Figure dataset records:

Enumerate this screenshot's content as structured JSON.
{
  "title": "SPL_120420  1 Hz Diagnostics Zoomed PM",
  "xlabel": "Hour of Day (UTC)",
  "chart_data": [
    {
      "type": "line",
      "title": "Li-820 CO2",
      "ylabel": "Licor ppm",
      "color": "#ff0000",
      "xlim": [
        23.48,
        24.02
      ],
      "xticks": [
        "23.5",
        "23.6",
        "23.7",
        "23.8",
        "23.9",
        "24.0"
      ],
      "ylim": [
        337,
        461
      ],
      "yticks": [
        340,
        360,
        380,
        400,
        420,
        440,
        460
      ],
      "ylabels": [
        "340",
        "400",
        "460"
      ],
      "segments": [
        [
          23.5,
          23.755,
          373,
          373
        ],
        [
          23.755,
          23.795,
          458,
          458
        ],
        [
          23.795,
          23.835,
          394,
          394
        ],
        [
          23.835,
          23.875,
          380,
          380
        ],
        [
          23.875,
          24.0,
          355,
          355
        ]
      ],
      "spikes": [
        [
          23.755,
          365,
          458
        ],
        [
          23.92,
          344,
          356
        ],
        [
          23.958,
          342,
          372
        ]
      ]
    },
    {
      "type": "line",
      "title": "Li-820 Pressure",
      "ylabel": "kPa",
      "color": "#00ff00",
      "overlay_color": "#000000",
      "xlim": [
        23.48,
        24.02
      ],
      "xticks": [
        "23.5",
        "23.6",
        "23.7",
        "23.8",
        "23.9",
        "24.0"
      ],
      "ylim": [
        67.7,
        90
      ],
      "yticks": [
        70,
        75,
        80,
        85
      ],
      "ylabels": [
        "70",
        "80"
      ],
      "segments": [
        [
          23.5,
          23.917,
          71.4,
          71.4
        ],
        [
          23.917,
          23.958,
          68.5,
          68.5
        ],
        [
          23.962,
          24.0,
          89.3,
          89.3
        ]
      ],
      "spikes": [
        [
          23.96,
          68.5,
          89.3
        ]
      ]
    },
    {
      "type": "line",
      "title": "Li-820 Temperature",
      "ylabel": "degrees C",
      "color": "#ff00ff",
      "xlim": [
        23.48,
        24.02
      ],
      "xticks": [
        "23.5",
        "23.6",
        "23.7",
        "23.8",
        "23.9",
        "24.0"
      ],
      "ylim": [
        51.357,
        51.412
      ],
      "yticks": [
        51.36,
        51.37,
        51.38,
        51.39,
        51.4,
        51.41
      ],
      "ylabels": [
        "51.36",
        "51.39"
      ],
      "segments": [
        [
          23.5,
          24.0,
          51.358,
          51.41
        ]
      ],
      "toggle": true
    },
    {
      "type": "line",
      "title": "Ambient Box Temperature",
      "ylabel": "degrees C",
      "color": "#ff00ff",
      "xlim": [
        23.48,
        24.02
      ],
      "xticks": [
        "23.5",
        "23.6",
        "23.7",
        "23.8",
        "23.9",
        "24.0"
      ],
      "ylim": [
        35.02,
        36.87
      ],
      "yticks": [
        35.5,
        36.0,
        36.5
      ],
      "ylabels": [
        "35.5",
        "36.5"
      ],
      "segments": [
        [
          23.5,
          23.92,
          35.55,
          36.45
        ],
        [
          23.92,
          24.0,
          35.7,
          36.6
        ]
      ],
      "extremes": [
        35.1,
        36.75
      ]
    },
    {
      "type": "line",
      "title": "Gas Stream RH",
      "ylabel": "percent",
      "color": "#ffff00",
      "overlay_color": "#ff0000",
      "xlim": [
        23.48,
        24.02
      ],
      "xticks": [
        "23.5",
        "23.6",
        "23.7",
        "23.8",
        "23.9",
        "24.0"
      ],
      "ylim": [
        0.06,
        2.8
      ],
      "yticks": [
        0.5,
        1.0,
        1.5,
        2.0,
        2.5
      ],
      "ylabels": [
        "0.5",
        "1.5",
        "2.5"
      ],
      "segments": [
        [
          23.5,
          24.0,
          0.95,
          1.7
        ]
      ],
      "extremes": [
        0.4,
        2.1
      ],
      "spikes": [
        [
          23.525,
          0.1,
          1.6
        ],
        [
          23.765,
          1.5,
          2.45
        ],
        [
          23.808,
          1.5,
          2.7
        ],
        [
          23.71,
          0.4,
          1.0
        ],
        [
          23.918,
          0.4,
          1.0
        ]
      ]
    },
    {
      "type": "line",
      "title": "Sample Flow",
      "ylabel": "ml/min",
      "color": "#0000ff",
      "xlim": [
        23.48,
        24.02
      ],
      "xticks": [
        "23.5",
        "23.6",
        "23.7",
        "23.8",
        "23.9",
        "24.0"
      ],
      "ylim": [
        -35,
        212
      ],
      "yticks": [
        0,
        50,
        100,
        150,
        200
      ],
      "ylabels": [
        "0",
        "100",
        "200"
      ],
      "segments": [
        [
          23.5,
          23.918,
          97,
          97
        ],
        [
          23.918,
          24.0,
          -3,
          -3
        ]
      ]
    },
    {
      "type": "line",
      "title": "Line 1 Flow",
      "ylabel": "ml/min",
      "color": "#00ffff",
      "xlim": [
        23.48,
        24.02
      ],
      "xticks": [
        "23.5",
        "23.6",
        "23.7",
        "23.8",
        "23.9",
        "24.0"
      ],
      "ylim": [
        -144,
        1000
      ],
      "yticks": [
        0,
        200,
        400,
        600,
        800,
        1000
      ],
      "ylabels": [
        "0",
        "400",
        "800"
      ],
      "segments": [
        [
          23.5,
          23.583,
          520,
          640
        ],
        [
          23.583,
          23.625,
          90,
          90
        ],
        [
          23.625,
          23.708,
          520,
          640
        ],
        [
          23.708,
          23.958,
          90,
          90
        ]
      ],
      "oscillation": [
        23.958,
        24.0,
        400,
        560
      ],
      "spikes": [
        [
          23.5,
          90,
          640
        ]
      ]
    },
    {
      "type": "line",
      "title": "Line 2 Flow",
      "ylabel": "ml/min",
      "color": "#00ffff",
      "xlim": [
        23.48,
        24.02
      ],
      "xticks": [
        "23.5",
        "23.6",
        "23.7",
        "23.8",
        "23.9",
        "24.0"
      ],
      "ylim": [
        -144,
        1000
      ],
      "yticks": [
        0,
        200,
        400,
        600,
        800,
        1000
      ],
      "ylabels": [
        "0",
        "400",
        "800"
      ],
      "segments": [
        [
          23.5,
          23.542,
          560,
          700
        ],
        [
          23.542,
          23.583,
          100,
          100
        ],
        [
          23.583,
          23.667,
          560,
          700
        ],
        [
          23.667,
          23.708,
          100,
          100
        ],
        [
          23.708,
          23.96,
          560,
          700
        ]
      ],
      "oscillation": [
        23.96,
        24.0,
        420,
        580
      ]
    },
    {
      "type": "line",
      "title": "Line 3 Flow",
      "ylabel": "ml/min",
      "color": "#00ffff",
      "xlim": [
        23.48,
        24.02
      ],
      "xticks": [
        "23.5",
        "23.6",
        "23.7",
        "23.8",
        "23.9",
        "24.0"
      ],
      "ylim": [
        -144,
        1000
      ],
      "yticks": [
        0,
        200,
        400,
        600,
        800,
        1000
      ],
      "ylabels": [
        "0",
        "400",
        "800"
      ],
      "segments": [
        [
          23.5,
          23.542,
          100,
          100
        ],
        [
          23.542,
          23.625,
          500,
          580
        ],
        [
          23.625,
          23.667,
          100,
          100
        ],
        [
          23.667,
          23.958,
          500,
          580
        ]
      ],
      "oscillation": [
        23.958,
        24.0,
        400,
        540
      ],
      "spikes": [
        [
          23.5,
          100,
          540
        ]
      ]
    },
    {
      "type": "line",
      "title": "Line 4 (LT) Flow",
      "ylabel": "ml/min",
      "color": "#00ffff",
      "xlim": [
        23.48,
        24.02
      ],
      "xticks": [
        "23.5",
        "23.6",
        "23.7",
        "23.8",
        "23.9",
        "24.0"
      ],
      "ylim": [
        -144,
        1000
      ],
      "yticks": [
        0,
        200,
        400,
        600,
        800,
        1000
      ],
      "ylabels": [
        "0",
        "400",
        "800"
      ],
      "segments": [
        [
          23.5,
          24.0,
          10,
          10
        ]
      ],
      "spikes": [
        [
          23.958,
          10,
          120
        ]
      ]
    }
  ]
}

WHAT IS REQUIRED: Return each line that includes "Flow".

ANSWER TO THE TASK:
      "title": "Sample Flow",
      "title": "Line 1 Flow",
      "title": "Line 2 Flow",
      "title": "Line 3 Flow",
      "title": "Line 4 (LT) Flow",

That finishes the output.